• RECORD EXTRACTS:
----
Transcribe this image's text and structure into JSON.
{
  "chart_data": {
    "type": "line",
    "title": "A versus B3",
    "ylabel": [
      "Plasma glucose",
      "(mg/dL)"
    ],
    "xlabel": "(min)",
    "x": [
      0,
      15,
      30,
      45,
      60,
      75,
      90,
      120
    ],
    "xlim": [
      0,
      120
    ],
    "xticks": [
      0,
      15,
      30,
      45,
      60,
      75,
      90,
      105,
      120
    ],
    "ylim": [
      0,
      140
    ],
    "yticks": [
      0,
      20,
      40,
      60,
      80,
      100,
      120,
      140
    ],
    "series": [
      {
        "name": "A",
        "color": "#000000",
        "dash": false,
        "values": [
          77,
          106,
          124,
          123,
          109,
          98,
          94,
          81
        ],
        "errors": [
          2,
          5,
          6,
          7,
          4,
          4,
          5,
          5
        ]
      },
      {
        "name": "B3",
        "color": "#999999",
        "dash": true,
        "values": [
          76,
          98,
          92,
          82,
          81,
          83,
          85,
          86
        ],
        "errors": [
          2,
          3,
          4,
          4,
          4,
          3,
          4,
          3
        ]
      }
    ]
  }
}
----
Extract all of the data shown above without alteration.

• PROBLEM SOLUTION:
Transcribe this image's text and structure into JSON.
{
  "chart_data": {
    "type": "line",
    "title": "A versus B3",
    "ylabel": [
      "Plasma glucose",
      "(mg/dL)"
    ],
    "xlabel": "(min)",
    "x": [
      0,
      15,
      30,
      45,
      60,
      75,
      90,
      120
    ],
    "xlim": [
      0,
      120
    ],
    "xticks": [
      0,
      15,
      30,
      45,
      60,
      75,
      90,
      105,
      120
    ],
    "ylim": [
      0,
      140
    ],
    "yticks": [
      0,
      20,
      40,
      60,
      80,
      100,
      120,
      140
    ],
    "series": [
      {
        "name": "A",
        "color": "#000000",
        "dash": false,
        "values": [
          77,
          106,
          124,
          123,
          109,
          98,
          94,
          81
        ],
        "errors": [
          2,
          5,
          6,
          7,
          4,
          4,
          5,
          5
        ]
      },
      {
        "name": "B3",
        "color": "#999999",
        "dash": true,
        "values": [
          76,
          98,
          92,
          82,
          81,
          83,
          85,
          86
        ],
        "errors": [
          2,
          3,
          4,
          4,
          4,
          3,
          4,
          3
        ]
      }
    ]
  }
}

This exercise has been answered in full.